● **Stated task**
Pick out all lines in the listing holding the string "augusts" and copy them.
┌──
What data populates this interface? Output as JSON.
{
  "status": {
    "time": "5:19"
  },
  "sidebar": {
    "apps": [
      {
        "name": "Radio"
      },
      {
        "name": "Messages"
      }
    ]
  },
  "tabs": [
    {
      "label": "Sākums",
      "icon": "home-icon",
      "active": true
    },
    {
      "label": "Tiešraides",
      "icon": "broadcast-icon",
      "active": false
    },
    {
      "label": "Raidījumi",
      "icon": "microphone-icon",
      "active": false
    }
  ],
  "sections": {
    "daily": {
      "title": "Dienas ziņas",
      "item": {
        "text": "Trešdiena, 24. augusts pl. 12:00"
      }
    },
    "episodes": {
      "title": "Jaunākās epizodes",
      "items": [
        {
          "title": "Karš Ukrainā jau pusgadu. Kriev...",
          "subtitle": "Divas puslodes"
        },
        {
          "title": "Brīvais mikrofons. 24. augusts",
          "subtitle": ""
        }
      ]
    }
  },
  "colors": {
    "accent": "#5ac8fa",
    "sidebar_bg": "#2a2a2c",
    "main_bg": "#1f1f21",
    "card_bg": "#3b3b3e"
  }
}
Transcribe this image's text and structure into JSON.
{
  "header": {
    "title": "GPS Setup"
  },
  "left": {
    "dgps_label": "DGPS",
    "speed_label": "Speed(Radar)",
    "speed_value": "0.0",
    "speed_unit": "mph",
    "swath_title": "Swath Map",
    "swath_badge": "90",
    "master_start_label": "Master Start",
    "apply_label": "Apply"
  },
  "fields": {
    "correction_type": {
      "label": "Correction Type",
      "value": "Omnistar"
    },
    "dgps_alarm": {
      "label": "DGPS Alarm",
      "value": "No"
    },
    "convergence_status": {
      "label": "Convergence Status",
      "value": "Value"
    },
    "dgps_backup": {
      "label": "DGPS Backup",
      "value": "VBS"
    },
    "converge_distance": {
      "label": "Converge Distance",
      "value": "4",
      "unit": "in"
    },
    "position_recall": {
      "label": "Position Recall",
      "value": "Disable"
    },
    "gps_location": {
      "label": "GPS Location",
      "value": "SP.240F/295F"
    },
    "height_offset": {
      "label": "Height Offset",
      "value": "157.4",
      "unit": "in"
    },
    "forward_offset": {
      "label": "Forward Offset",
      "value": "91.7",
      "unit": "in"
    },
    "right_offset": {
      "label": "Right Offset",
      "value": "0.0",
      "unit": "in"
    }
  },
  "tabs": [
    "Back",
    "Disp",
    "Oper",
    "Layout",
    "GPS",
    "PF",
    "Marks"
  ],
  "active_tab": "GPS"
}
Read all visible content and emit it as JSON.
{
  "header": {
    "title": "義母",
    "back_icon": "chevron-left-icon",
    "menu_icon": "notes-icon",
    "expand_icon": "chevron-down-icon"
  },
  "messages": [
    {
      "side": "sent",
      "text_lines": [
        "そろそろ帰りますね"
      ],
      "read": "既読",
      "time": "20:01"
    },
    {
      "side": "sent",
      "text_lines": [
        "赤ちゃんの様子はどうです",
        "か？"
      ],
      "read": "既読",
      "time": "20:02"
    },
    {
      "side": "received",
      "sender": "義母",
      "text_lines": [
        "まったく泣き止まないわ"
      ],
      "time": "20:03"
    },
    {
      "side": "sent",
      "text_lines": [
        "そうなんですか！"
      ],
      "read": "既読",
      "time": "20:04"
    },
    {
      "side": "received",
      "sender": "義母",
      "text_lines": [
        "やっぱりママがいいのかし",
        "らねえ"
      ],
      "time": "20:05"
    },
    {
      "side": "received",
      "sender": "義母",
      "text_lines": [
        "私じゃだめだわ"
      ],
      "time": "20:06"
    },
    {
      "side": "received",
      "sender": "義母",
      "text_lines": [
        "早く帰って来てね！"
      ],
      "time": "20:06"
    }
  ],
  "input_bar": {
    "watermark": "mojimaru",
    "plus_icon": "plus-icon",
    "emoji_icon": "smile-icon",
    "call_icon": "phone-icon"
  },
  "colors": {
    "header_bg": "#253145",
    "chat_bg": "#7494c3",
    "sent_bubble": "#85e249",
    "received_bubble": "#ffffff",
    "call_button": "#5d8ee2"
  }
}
└──
● **In response**
        "text": "Trešdiena, 24. augusts pl. 12:00"
          "title": "Brīvais mikrofons. 24. augusts",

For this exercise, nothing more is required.